What you should do
Repeat the whole listing exactly.

Stored records
"""
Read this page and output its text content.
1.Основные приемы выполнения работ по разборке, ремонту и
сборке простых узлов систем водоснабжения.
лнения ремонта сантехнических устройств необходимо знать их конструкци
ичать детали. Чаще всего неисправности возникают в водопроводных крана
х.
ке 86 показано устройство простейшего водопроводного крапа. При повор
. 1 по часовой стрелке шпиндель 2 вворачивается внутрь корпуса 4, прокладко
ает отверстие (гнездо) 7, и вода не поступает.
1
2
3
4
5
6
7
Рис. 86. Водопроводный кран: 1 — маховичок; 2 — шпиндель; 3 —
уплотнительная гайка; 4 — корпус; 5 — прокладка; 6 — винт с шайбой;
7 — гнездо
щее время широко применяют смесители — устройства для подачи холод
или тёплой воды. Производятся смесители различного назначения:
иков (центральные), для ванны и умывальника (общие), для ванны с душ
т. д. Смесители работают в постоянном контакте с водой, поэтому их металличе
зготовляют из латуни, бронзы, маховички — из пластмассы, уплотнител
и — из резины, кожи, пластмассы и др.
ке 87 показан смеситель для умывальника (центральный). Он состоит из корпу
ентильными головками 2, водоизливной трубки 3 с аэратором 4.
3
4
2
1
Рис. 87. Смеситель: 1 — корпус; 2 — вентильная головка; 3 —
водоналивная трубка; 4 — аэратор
"""
Result
Read this page and output its text content.
1.Основные приемы выполнения работ по разборке, ремонту и
сборке простых узлов систем водоснабжения.
лнения ремонта сантехнических устройств необходимо знать их конструкци
ичать детали. Чаще всего неисправности возникают в водопроводных крана
х.
ке 86 показано устройство простейшего водопроводного крапа. При повор
. 1 по часовой стрелке шпиндель 2 вворачивается внутрь корпуса 4, прокладко
ает отверстие (гнездо) 7, и вода не поступает.
1
2
3
4
5
6
7
Рис. 86. Водопроводный кран: 1 — маховичок; 2 — шпиндель; 3 —
уплотнительная гайка; 4 — корпус; 5 — прокладка; 6 — винт с шайбой;
7 — гнездо
щее время широко применяют смесители — устройства для подачи холод
или тёплой воды. Производятся смесители различного назначения:
иков (центральные), для ванны и умывальника (общие), для ванны с душ
т. д. Смесители работают в постоянном контакте с водой, поэтому их металличе
зготовляют из латуни, бронзы, маховички — из пластмассы, уплотнител
и — из резины, кожи, пластмассы и др.
ке 87 показан смеситель для умывальника (центральный). Он состоит из корпу
ентильными головками 2, водоизливной трубки 3 с аэратором 4.
3
4
2
1
Рис. 87. Смеситель: 1 — корпус; 2 — вентильная головка; 3 —
водоналивная трубка; 4 — аэратор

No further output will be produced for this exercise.